Output every entry exactly as written, skipping any pictures.
==== Given data
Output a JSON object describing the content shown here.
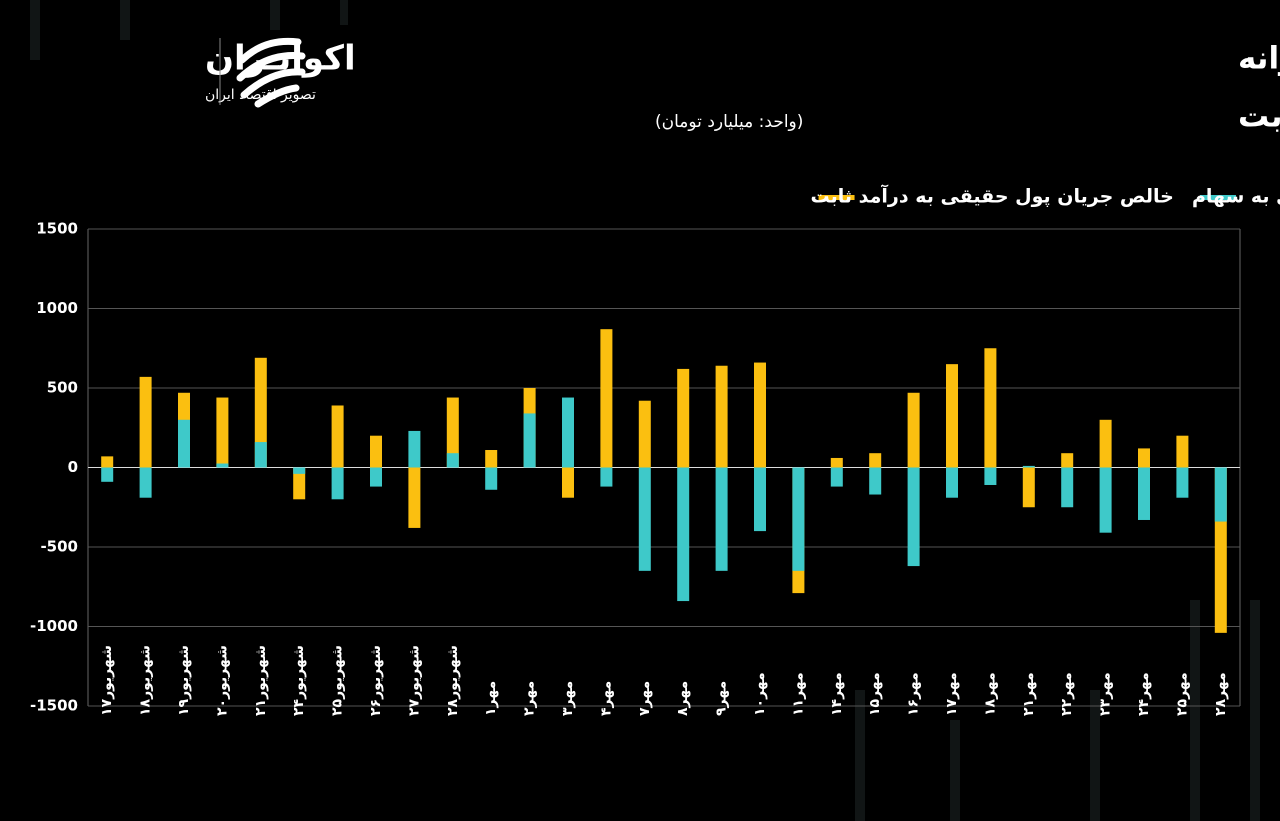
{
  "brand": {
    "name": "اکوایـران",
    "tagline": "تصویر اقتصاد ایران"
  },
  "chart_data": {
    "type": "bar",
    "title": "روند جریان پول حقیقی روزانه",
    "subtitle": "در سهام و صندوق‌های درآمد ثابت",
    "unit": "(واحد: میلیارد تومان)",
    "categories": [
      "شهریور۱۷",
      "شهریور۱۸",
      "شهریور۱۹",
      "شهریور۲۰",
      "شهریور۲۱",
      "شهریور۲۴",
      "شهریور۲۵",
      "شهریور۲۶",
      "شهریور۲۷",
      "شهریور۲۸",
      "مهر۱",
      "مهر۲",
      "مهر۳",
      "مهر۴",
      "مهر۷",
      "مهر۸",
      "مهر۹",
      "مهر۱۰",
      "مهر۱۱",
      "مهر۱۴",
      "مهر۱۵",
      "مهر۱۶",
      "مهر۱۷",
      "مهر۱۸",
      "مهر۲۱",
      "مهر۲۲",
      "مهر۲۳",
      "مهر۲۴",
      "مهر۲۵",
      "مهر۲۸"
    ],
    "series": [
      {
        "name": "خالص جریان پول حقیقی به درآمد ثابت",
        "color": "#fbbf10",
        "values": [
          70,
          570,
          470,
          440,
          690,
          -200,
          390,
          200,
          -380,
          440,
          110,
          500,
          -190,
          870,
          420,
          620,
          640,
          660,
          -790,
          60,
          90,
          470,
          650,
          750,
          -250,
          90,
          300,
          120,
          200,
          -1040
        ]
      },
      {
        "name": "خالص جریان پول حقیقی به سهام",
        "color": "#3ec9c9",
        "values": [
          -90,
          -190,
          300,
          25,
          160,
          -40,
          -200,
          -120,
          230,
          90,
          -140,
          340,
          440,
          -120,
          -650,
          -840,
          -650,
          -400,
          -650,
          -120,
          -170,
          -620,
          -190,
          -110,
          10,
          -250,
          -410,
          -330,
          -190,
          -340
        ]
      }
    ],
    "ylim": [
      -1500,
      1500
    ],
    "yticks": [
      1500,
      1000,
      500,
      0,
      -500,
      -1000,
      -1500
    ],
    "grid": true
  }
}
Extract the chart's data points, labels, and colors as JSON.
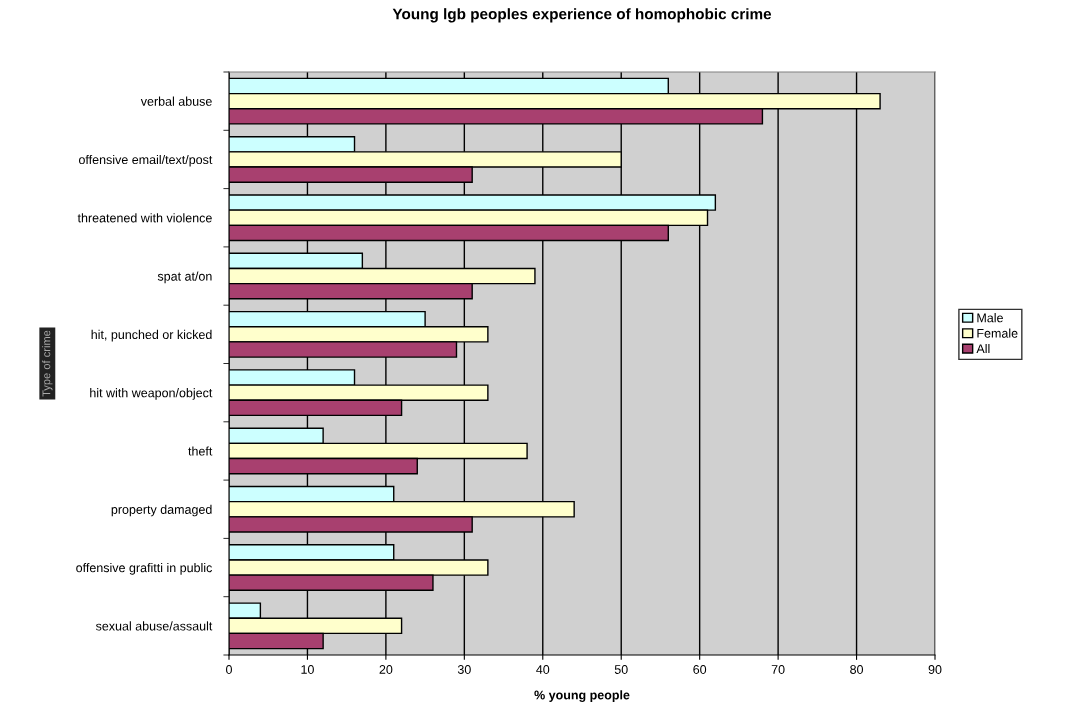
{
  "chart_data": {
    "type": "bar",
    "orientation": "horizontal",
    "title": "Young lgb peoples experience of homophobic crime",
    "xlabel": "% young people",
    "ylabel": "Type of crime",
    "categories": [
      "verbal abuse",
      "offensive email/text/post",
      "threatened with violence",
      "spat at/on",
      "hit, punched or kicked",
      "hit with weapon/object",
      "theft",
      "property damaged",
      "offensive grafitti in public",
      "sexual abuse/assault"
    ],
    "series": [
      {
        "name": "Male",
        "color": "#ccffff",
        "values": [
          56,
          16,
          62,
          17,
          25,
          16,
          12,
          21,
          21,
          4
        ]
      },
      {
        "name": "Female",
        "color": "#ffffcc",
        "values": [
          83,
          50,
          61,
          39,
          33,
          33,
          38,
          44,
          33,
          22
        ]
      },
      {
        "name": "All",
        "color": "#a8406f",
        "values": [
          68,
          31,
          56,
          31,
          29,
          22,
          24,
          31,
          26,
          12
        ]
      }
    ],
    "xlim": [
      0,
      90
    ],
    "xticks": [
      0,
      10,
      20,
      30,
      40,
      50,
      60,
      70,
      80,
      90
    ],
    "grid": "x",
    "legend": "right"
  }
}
========
Exercise result:
Output a JSON object describing the content shown here.
{
  "brand": {
    "name": "اکوایـران",
    "tagline": "تصویر اقتصاد ایران"
  },
  "chart_data": {
    "type": "bar",
    "title": "روند جریان پول حقیقی روزانه",
    "subtitle": "در سهام و صندوق‌های درآمد ثابت",
    "unit": "(واحد: میلیارد تومان)",
    "categories": [
      "شهریور۱۷",
      "شهریور۱۸",
      "شهریور۱۹",
      "شهریور۲۰",
      "شهریور۲۱",
      "شهریور۲۴",
      "شهریور۲۵",
      "شهریور۲۶",
      "شهریور۲۷",
      "شهریور۲۸",
      "مهر۱",
      "مهر۲",
      "مهر۳",
      "مهر۴",
      "مهر۷",
      "مهر۸",
      "مهر۹",
      "مهر۱۰",
      "مهر۱۱",
      "مهر۱۴",
      "مهر۱۵",
      "مهر۱۶",
      "مهر۱۷",
      "مهر۱۸",
      "مهر۲۱",
      "مهر۲۲",
      "مهر۲۳",
      "مهر۲۴",
      "مهر۲۵",
      "مهر۲۸"
    ],
    "series": [
      {
        "name": "خالص جریان پول حقیقی به درآمد ثابت",
        "color": "#fbbf10",
        "values": [
          70,
          570,
          470,
          440,
          690,
          -200,
          390,
          200,
          -380,
          440,
          110,
          500,
          -190,
          870,
          420,
          620,
          640,
          660,
          -790,
          60,
          90,
          470,
          650,
          750,
          -250,
          90,
          300,
          120,
          200,
          -1040
        ]
      },
      {
        "name": "خالص جریان پول حقیقی به سهام",
        "color": "#3ec9c9",
        "values": [
          -90,
          -190,
          300,
          25,
          160,
          -40,
          -200,
          -120,
          230,
          90,
          -140,
          340,
          440,
          -120,
          -650,
          -840,
          -650,
          -400,
          -650,
          -120,
          -170,
          -620,
          -190,
          -110,
          10,
          -250,
          -410,
          -330,
          -190,
          -340
        ]
      }
    ],
    "ylim": [
      -1500,
      1500
    ],
    "yticks": [
      1500,
      1000,
      500,
      0,
      -500,
      -1000,
      -1500
    ],
    "grid": true
  }
}
Extract the chart's data points, labels, and colors as JSON.
{
  "chart_data": {
    "type": "bar",
    "orientation": "horizontal",
    "title": "Young lgb peoples experience of homophobic crime",
    "xlabel": "% young people",
    "ylabel": "Type of crime",
    "categories": [
      "verbal abuse",
      "offensive email/text/post",
      "threatened with violence",
      "spat at/on",
      "hit, punched or kicked",
      "hit with weapon/object",
      "theft",
      "property damaged",
      "offensive grafitti in public",
      "sexual abuse/assault"
    ],
    "series": [
      {
        "name": "Male",
        "color": "#ccffff",
        "values": [
          56,
          16,
          62,
          17,
          25,
          16,
          12,
          21,
          21,
          4
        ]
      },
      {
        "name": "Female",
        "color": "#ffffcc",
        "values": [
          83,
          50,
          61,
          39,
          33,
          33,
          38,
          44,
          33,
          22
        ]
      },
      {
        "name": "All",
        "color": "#a8406f",
        "values": [
          68,
          31,
          56,
          31,
          29,
          22,
          24,
          31,
          26,
          12
        ]
      }
    ],
    "xlim": [
      0,
      90
    ],
    "xticks": [
      0,
      10,
      20,
      30,
      40,
      50,
      60,
      70,
      80,
      90
    ],
    "grid": "x",
    "legend": "right"
  }
}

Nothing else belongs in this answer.